# AIM
Going through the material below, please gather all lines with the word "marker" in them.

Dataset rows about figures:
————————

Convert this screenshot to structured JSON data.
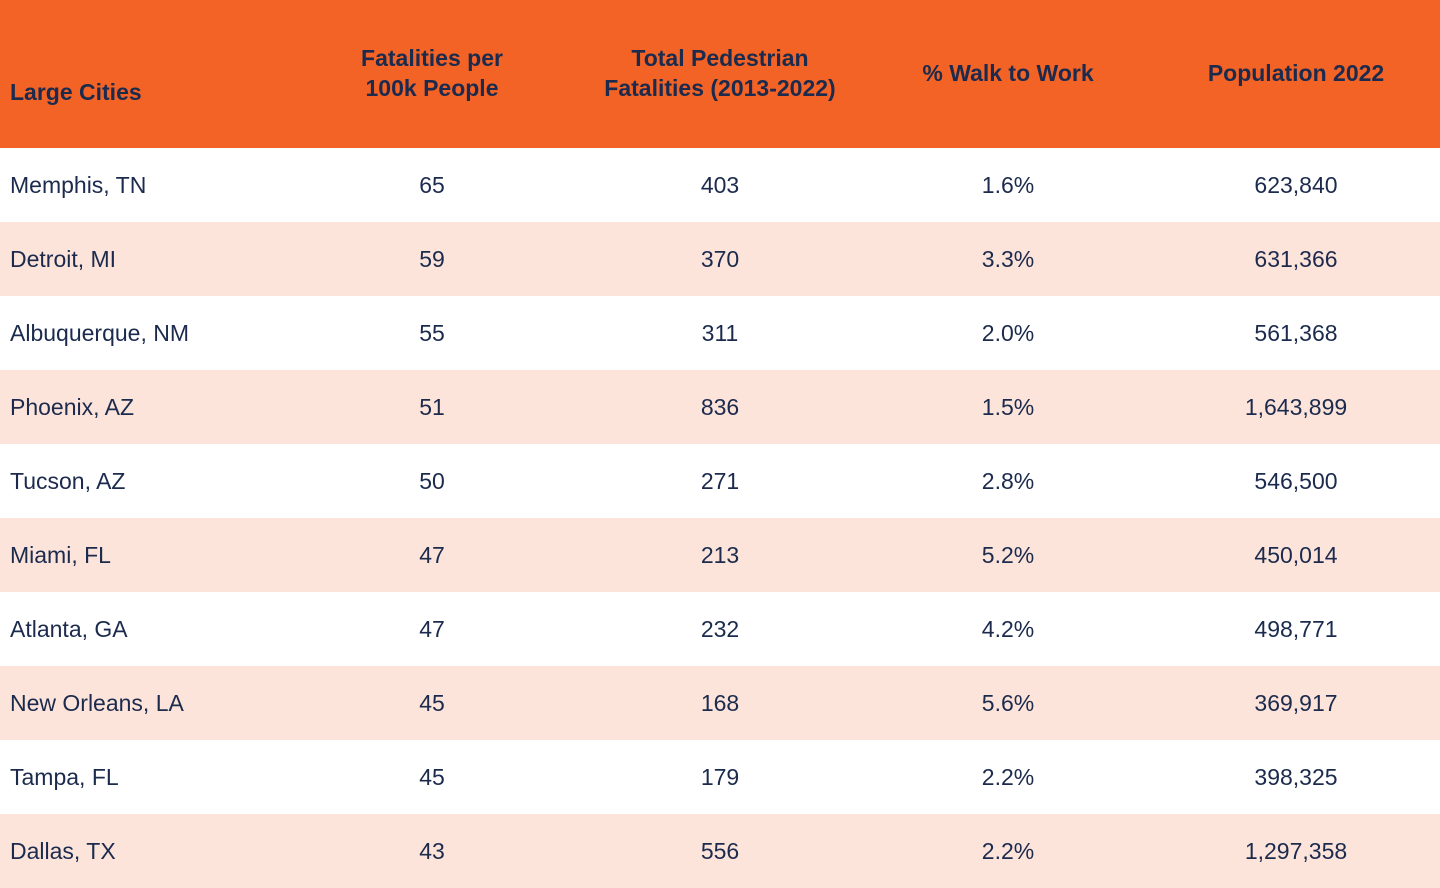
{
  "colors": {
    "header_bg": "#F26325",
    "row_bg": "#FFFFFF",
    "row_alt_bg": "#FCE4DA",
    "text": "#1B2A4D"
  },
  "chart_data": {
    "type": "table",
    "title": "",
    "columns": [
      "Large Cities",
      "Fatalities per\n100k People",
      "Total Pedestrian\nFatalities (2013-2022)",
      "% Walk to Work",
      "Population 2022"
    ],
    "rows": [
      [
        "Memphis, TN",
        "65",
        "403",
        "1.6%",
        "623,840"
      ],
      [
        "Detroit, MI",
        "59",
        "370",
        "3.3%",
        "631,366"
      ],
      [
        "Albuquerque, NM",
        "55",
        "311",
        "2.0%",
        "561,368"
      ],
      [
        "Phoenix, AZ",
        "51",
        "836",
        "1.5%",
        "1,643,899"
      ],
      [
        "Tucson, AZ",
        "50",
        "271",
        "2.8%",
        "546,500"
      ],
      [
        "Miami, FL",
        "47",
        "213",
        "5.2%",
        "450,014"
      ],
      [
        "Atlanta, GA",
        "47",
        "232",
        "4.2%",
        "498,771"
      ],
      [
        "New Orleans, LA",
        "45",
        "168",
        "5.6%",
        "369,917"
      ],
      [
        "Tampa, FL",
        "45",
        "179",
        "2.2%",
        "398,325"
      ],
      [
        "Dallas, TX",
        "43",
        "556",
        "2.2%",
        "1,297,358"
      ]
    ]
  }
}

————————

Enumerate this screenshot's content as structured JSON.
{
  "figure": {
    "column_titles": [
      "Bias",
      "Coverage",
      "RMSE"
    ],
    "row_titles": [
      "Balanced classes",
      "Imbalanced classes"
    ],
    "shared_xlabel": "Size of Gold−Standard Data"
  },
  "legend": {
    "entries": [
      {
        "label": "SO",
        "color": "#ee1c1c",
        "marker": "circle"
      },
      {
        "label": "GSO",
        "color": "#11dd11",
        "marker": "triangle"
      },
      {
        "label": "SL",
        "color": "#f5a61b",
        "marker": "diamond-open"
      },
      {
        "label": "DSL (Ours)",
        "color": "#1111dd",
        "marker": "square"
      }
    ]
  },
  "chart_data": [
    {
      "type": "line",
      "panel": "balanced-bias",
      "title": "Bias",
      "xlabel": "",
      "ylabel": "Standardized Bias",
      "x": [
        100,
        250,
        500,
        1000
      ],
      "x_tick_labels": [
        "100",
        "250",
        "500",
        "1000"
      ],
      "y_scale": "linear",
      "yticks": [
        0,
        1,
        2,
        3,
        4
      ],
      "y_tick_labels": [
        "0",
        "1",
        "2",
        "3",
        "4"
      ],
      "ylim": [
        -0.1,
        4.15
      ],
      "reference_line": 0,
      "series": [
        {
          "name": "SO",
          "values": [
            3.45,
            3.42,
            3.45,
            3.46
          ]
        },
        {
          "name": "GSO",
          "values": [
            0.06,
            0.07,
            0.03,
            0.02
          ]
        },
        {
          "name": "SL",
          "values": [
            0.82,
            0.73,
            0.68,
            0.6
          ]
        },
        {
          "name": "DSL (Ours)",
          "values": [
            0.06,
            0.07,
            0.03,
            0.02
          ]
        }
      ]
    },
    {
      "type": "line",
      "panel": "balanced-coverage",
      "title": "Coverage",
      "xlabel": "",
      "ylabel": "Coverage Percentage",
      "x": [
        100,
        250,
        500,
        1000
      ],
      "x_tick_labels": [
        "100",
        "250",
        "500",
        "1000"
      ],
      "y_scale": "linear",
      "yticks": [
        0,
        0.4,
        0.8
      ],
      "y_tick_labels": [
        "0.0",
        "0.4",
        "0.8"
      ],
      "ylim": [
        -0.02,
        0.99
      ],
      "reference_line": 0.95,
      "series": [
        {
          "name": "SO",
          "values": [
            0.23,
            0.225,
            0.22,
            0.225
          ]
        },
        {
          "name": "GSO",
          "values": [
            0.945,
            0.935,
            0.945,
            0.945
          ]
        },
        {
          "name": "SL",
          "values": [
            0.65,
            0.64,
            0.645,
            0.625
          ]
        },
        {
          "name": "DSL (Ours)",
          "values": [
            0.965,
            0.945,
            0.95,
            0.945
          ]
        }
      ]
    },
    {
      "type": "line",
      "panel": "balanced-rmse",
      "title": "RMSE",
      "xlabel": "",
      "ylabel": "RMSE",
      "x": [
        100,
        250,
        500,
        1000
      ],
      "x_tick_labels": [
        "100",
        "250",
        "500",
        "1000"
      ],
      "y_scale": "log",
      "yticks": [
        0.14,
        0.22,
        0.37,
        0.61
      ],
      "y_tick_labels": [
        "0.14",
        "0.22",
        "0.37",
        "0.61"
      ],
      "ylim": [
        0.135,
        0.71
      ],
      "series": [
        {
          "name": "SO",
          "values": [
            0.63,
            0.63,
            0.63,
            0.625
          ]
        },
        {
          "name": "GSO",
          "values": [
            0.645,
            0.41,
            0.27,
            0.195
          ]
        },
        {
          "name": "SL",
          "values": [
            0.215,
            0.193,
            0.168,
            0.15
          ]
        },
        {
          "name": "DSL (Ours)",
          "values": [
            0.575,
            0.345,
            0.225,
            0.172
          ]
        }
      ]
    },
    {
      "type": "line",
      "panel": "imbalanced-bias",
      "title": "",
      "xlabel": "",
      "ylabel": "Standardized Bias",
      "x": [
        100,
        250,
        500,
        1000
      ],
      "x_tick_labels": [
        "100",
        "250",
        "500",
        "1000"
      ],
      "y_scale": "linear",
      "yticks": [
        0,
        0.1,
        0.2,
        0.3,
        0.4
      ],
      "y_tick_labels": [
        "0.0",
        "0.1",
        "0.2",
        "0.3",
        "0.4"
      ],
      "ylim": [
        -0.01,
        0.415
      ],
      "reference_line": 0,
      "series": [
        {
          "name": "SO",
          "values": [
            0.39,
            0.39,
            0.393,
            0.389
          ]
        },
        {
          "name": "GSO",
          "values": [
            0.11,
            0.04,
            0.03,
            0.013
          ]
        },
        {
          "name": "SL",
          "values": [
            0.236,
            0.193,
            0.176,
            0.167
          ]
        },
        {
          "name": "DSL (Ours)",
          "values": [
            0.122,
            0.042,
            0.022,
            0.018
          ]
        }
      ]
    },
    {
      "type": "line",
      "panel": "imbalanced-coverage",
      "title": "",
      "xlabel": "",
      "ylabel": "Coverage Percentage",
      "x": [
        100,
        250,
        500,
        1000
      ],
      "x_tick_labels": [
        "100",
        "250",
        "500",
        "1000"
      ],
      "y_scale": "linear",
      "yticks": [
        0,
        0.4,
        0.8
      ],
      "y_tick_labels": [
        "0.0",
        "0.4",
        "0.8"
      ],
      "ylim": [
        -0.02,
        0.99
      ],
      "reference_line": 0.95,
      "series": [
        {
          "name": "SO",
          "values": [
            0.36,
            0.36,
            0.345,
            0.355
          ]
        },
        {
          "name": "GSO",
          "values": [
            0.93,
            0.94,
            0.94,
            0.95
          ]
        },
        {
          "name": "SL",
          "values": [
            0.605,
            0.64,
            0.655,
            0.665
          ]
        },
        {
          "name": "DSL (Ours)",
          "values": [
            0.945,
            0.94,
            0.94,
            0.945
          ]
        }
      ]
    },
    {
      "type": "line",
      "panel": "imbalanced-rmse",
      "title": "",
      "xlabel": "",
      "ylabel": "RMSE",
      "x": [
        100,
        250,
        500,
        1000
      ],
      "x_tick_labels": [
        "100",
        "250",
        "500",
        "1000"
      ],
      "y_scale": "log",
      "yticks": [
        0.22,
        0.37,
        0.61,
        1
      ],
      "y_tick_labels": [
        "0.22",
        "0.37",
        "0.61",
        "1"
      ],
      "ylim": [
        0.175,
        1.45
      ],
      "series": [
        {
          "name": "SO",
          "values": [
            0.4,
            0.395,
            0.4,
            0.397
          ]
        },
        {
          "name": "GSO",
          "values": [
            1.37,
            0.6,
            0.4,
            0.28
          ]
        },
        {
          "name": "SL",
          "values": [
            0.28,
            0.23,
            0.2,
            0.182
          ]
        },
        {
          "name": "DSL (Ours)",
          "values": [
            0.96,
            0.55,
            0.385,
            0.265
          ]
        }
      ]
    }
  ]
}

————————

# RESPONSE TO THE EXERCISE
        "marker": "circle"
        "marker": "triangle"
        "marker": "diamond-open"
        "marker": "square"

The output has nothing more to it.